▶ _Listed entries_
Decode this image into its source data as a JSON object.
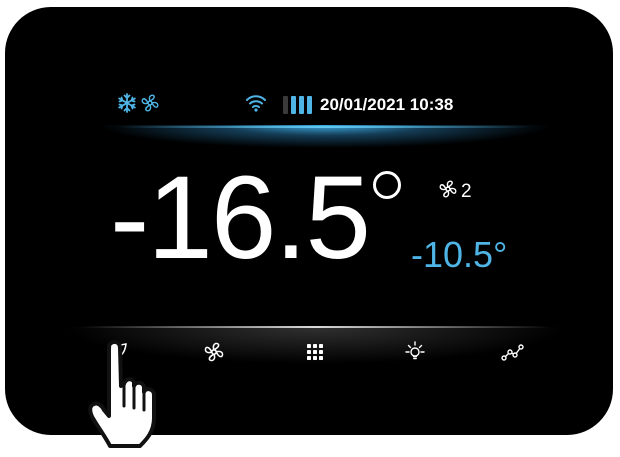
{
  "status_bar": {
    "snowflake_icon": "snowflake-icon",
    "fan_icon": "fan-icon",
    "wifi_icon": "wifi-icon",
    "battery_icon": "battery-icon",
    "datetime": "20/01/2021 10:38"
  },
  "temperature": {
    "main": "-16.5",
    "setpoint": "-10.5°",
    "fan_speed": "2"
  },
  "nav": {
    "items": [
      "leaf-icon",
      "fan-icon",
      "menu-grid-icon",
      "light-bulb-icon",
      "chart-icon"
    ]
  },
  "colors": {
    "accent": "#4fb5e6",
    "background": "#000000",
    "text": "#ffffff"
  }
}
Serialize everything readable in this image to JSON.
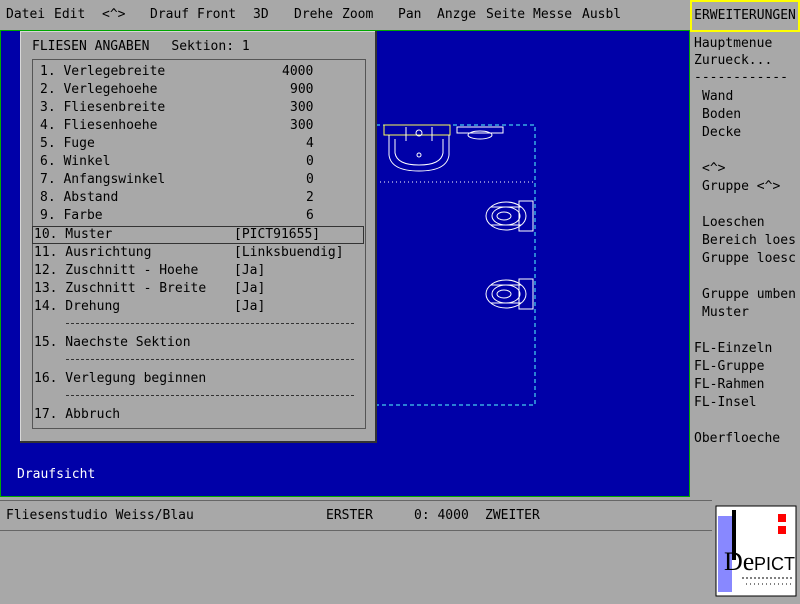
{
  "menubar": {
    "items": [
      "Datei",
      "Edit",
      "<^>",
      "Drauf",
      "Front",
      "3D",
      "Drehe",
      "Zoom",
      "Pan",
      "Anzge",
      "Seite",
      "Messe",
      "Ausbl"
    ]
  },
  "ext_button": "ERWEITERUNGEN",
  "sidebar": {
    "items": [
      "Hauptmenue",
      "Zurueck...",
      "------------",
      "Wand",
      "Boden",
      "Decke",
      "<^>",
      "Gruppe <^>",
      "Loeschen",
      "Bereich loes",
      "Gruppe loesc",
      "Gruppe umben",
      "Muster",
      "FL-Einzeln",
      "FL-Gruppe",
      "FL-Rahmen",
      "FL-Insel",
      "Oberfloeche"
    ]
  },
  "dialog": {
    "title": "FLIESEN ANGABEN",
    "section_label": "Sektion: 1",
    "rows": [
      {
        "label": "1. Verlegebreite",
        "value": "4000"
      },
      {
        "label": "2. Verlegehoehe",
        "value": "900"
      },
      {
        "label": "3. Fliesenbreite",
        "value": "300"
      },
      {
        "label": "4. Fliesenhoehe",
        "value": "300"
      },
      {
        "label": "5. Fuge",
        "value": "4"
      },
      {
        "label": "6. Winkel",
        "value": "0"
      },
      {
        "label": "7. Anfangswinkel",
        "value": "0"
      },
      {
        "label": "8. Abstand",
        "value": "2"
      },
      {
        "label": "9. Farbe",
        "value": "6"
      },
      {
        "label": "10. Muster",
        "value": "[PICT91655]"
      },
      {
        "label": "11. Ausrichtung",
        "value": "[Linksbuendig]"
      },
      {
        "label": "12. Zuschnitt - Hoehe",
        "value": "[Ja]"
      },
      {
        "label": "13. Zuschnitt - Breite",
        "value": "[Ja]"
      },
      {
        "label": "14. Drehung",
        "value": "[Ja]"
      }
    ],
    "next_section": "15. Naechste Sektion",
    "start_laying": "16. Verlegung beginnen",
    "cancel": "17. Abbruch"
  },
  "canvas": {
    "view_label": "Draufsicht"
  },
  "status": {
    "project": "Fliesenstudio Weiss/Blau",
    "first_label": "ERSTER",
    "coord": "0: 4000",
    "second_label": "ZWEITER"
  },
  "logo": {
    "text": "DePICT"
  },
  "colors": {
    "canvas_bg": "#0000a8",
    "panel_bg": "#a8a8a8",
    "highlight": "#ffff00",
    "drawing_lines": "#ffffff",
    "dashed_outline": "#55ffff"
  }
}
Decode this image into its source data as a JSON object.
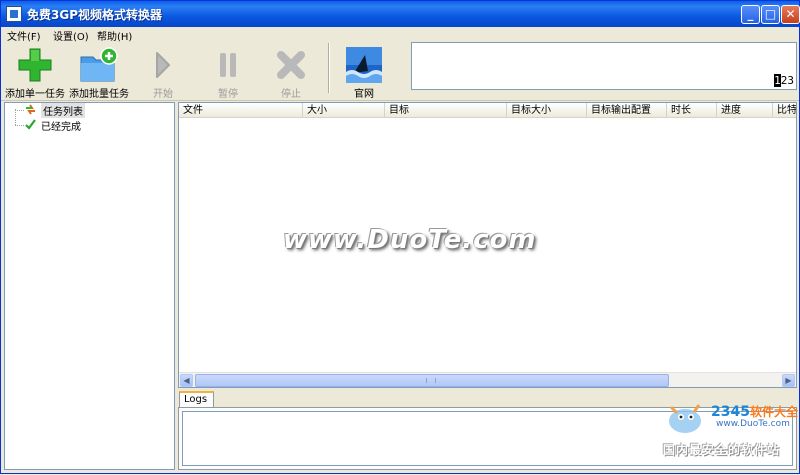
{
  "window": {
    "title": "免费3GP视频格式转换器",
    "min_glyph": "_",
    "max_glyph": "□",
    "close_glyph": "✕"
  },
  "menu": {
    "items": [
      {
        "label": "文件(F)"
      },
      {
        "label": "设置(O)"
      },
      {
        "label": "帮助(H)"
      }
    ]
  },
  "toolbar": {
    "add_single": "添加单一任务",
    "add_batch": "添加批量任务",
    "start": "开始",
    "pause": "暂停",
    "stop": "停止",
    "website": "官网",
    "display_digits_hl": "1",
    "display_digits_rest": "23"
  },
  "tree": {
    "items": [
      {
        "label": "任务列表"
      },
      {
        "label": "已经完成"
      }
    ]
  },
  "table": {
    "columns": [
      "文件",
      "大小",
      "目标",
      "目标大小",
      "目标输出配置",
      "时长",
      "进度",
      "比特"
    ]
  },
  "logs": {
    "tab_label": "Logs"
  },
  "watermarks": {
    "duote": "www.DuoTe.com",
    "brand_digits": "2345",
    "brand_text": "软件大全",
    "brand_url": "www.DuoTe.com",
    "slogan": "国内最安全的软件站"
  },
  "colors": {
    "titlebar": "#0b58df",
    "add_green": "#2fb52f",
    "folder_blue": "#4a9be8",
    "disabled_gray": "#b9b9b9"
  }
}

▶ _Directions for this task_
Omitting all images, print the listing exactly.

▶ _Response below_
Decode this image into its source data as a JSON object.
{
  "status_bar": {
    "snowflake_icon": "snowflake-icon",
    "fan_icon": "fan-icon",
    "wifi_icon": "wifi-icon",
    "battery_icon": "battery-icon",
    "datetime": "20/01/2021 10:38"
  },
  "temperature": {
    "main": "-16.5",
    "setpoint": "-10.5°",
    "fan_speed": "2"
  },
  "nav": {
    "items": [
      "leaf-icon",
      "fan-icon",
      "menu-grid-icon",
      "light-bulb-icon",
      "chart-icon"
    ]
  },
  "colors": {
    "accent": "#4fb5e6",
    "background": "#000000",
    "text": "#ffffff"
  }
}
Serialize everything readable in this image to JSON.
{
  "menubar": {
    "items": [
      "Datei",
      "Edit",
      "<^>",
      "Drauf",
      "Front",
      "3D",
      "Drehe",
      "Zoom",
      "Pan",
      "Anzge",
      "Seite",
      "Messe",
      "Ausbl"
    ]
  },
  "ext_button": "ERWEITERUNGEN",
  "sidebar": {
    "items": [
      "Hauptmenue",
      "Zurueck...",
      "------------",
      "Wand",
      "Boden",
      "Decke",
      "<^>",
      "Gruppe <^>",
      "Loeschen",
      "Bereich loes",
      "Gruppe loesc",
      "Gruppe umben",
      "Muster",
      "FL-Einzeln",
      "FL-Gruppe",
      "FL-Rahmen",
      "FL-Insel",
      "Oberfloeche"
    ]
  },
  "dialog": {
    "title": "FLIESEN ANGABEN",
    "section_label": "Sektion: 1",
    "rows": [
      {
        "label": "1. Verlegebreite",
        "value": "4000"
      },
      {
        "label": "2. Verlegehoehe",
        "value": "900"
      },
      {
        "label": "3. Fliesenbreite",
        "value": "300"
      },
      {
        "label": "4. Fliesenhoehe",
        "value": "300"
      },
      {
        "label": "5. Fuge",
        "value": "4"
      },
      {
        "label": "6. Winkel",
        "value": "0"
      },
      {
        "label": "7. Anfangswinkel",
        "value": "0"
      },
      {
        "label": "8. Abstand",
        "value": "2"
      },
      {
        "label": "9. Farbe",
        "value": "6"
      },
      {
        "label": "10. Muster",
        "value": "[PICT91655]"
      },
      {
        "label": "11. Ausrichtung",
        "value": "[Linksbuendig]"
      },
      {
        "label": "12. Zuschnitt - Hoehe",
        "value": "[Ja]"
      },
      {
        "label": "13. Zuschnitt - Breite",
        "value": "[Ja]"
      },
      {
        "label": "14. Drehung",
        "value": "[Ja]"
      }
    ],
    "next_section": "15. Naechste Sektion",
    "start_laying": "16. Verlegung beginnen",
    "cancel": "17. Abbruch"
  },
  "canvas": {
    "view_label": "Draufsicht"
  },
  "status": {
    "project": "Fliesenstudio Weiss/Blau",
    "first_label": "ERSTER",
    "coord": "0: 4000",
    "second_label": "ZWEITER"
  },
  "logo": {
    "text": "DePICT"
  },
  "colors": {
    "canvas_bg": "#0000a8",
    "panel_bg": "#a8a8a8",
    "highlight": "#ffff00",
    "drawing_lines": "#ffffff",
    "dashed_outline": "#55ffff"
  }
}
Decode this image into its source data as a JSON object.
{
  "window": {
    "title": "免费3GP视频格式转换器",
    "min_glyph": "_",
    "max_glyph": "□",
    "close_glyph": "✕"
  },
  "menu": {
    "items": [
      {
        "label": "文件(F)"
      },
      {
        "label": "设置(O)"
      },
      {
        "label": "帮助(H)"
      }
    ]
  },
  "toolbar": {
    "add_single": "添加单一任务",
    "add_batch": "添加批量任务",
    "start": "开始",
    "pause": "暂停",
    "stop": "停止",
    "website": "官网",
    "display_digits_hl": "1",
    "display_digits_rest": "23"
  },
  "tree": {
    "items": [
      {
        "label": "任务列表"
      },
      {
        "label": "已经完成"
      }
    ]
  },
  "table": {
    "columns": [
      "文件",
      "大小",
      "目标",
      "目标大小",
      "目标输出配置",
      "时长",
      "进度",
      "比特"
    ]
  },
  "logs": {
    "tab_label": "Logs"
  },
  "watermarks": {
    "duote": "www.DuoTe.com",
    "brand_digits": "2345",
    "brand_text": "软件大全",
    "brand_url": "www.DuoTe.com",
    "slogan": "国内最安全的软件站"
  },
  "colors": {
    "titlebar": "#0b58df",
    "add_green": "#2fb52f",
    "folder_blue": "#4a9be8",
    "disabled_gray": "#b9b9b9"
  }
}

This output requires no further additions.